_EXERCISE 1:_ From the article on the Lahore park bombing, copy the stretch from "Pakistan’s Army, Rangers" through "injured over 200." word for word.

Prime Minister to address nation tonight.
Pakistan’s Army, Rangers and intelligence agencies are continuing raids across the Punjab province following the Easter evening bombing of a Lahore park that killed at least 72, including women and children, and injured over 200.
The Army chief, Gen. Raheel Sharif, chaired a high-level security meeting at General Headquarters, Rawalpindi, to “review progress of ops in Punjab to nab terrorists in the aftermath of the Lahore blast,” Lt. Gen. Asim Bajwa, chief of the military’s Inter-Services Public Relations wing, posted on Twitter. “Intel agencies with Army and Rangers carried out 5 ops in Lahore, Faisalabad and Multan since last night. Ops continue with more leads coming in.”
A “number of suspect terrorists and facilitators,” added Bajwa, had been arrested and a “huge cache of arms and ammunition recovered.”
The “ops” started last night in response to the suicide bombing in Lahore’s Gulshan-e-Iqbal neighborhood. “COAS chaired a high-level security meeting,” Bajwa, referring to Sharif, announced on social media last night. The meeting included the chiefs of the Inter-Services Intelligence directorate and Military Intelligence. “Having evaluated initial info, [Sharif] directed the concerned commanders and intelligence agencies to commence ops ASAP to find linkages and perpetrators of the Lahore suicide attack. The COAS resolved that we must bring the killers of our innocent brothers, sisters and children to justice and will never allow these inhuman savages to overrun our life and liberty.”

_DATA SHOWN:_
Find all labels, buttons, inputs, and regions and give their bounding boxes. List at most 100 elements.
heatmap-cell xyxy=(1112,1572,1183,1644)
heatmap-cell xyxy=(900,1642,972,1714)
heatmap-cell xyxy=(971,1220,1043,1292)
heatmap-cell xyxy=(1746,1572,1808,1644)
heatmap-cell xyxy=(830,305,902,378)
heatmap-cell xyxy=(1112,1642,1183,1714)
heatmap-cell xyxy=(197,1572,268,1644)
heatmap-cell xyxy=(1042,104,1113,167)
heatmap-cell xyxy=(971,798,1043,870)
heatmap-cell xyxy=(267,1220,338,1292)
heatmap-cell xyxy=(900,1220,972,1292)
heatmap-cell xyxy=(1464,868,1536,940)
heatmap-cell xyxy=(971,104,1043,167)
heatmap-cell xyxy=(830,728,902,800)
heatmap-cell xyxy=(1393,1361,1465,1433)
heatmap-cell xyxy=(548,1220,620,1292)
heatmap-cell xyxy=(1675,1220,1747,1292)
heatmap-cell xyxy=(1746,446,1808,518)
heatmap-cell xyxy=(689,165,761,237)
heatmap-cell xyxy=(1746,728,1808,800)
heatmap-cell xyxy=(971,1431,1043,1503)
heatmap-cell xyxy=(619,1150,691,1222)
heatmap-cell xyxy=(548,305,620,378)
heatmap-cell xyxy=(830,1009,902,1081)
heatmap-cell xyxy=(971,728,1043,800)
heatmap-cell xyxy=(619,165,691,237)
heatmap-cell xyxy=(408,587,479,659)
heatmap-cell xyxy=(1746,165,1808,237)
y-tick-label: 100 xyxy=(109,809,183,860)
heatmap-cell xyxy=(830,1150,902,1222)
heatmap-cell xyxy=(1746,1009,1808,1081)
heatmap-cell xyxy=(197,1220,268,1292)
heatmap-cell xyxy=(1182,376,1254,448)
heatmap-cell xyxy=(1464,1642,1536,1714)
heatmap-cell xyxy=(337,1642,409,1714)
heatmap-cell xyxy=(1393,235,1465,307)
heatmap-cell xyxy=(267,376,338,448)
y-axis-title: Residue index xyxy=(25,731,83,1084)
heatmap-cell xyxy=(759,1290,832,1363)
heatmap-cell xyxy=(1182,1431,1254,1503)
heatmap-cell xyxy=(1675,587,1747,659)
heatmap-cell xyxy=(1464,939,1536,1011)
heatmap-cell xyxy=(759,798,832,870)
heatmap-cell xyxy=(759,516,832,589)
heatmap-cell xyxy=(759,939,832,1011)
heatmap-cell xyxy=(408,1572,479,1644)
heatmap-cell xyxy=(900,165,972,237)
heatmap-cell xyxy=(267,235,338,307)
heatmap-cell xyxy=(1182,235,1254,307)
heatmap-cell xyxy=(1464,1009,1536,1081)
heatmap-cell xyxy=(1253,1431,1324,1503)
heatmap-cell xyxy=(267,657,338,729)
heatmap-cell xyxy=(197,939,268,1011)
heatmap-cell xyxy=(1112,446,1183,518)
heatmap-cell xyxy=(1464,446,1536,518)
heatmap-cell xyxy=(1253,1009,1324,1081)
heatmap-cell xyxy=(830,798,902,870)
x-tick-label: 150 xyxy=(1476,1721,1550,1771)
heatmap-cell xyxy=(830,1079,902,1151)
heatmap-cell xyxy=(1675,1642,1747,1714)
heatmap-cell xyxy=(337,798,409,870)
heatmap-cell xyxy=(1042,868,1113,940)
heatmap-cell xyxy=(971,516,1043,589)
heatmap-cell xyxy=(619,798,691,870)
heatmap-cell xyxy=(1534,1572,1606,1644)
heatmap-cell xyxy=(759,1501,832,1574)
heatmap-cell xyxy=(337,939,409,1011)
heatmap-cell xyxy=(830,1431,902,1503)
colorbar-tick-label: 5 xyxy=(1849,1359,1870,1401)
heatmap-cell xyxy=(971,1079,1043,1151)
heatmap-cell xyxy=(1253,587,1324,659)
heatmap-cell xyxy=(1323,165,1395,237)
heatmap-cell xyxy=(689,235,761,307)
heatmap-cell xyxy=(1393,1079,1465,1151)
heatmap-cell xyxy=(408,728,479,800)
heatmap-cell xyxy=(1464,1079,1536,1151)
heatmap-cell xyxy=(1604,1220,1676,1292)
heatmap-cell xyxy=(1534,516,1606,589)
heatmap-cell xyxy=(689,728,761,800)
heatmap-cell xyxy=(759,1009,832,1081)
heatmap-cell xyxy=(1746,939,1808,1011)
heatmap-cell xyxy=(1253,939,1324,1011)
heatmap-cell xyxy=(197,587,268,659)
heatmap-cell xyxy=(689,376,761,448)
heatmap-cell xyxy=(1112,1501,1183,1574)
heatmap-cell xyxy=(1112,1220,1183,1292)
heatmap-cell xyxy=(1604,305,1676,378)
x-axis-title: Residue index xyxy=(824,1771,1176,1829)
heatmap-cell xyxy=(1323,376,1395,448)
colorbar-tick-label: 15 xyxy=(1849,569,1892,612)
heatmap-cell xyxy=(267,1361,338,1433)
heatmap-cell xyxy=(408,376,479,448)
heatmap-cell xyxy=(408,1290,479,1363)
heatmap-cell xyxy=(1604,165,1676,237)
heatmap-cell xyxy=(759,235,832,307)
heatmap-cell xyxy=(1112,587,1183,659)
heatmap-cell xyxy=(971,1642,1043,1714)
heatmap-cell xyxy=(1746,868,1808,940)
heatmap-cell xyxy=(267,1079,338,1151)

_EXERCISE 2:_ Render the listing as a numbered list, from its start through the line containing "heatmap-cell xyxy=(408,587,479,659)", leaving out any blank lines.

_REPLY 1:_
Pakistan’s Army, Rangers and intelligence agencies are continuing raids across the Punjab province following the Easter evening bombing of a Lahore park that killed at least 72, including women and children, and injured over 200.

_REPLY 2:_
1. Find all labels, buttons, inputs, and regions and give their bounding boxes. List at most 100 elements.
2. heatmap-cell xyxy=(1112,1572,1183,1644)
3. heatmap-cell xyxy=(900,1642,972,1714)
4. heatmap-cell xyxy=(971,1220,1043,1292)
5. heatmap-cell xyxy=(1746,1572,1808,1644)
6. heatmap-cell xyxy=(830,305,902,378)
7. heatmap-cell xyxy=(1112,1642,1183,1714)
8. heatmap-cell xyxy=(197,1572,268,1644)
9. heatmap-cell xyxy=(1042,104,1113,167)
10. heatmap-cell xyxy=(971,798,1043,870)
11. heatmap-cell xyxy=(267,1220,338,1292)
12. heatmap-cell xyxy=(900,1220,972,1292)
13. heatmap-cell xyxy=(1464,868,1536,940)
14. heatmap-cell xyxy=(971,104,1043,167)
15. heatmap-cell xyxy=(830,728,902,800)
16. heatmap-cell xyxy=(1393,1361,1465,1433)
17. heatmap-cell xyxy=(548,1220,620,1292)
18. heatmap-cell xyxy=(1675,1220,1747,1292)
19. heatmap-cell xyxy=(1746,446,1808,518)
20. heatmap-cell xyxy=(689,165,761,237)
21. heatmap-cell xyxy=(1746,728,1808,800)
22. heatmap-cell xyxy=(971,1431,1043,1503)
23. heatmap-cell xyxy=(619,1150,691,1222)
24. heatmap-cell xyxy=(548,305,620,378)
25. heatmap-cell xyxy=(830,1009,902,1081)
26. heatmap-cell xyxy=(971,728,1043,800)
27. heatmap-cell xyxy=(619,165,691,237)
28. heatmap-cell xyxy=(408,587,479,659)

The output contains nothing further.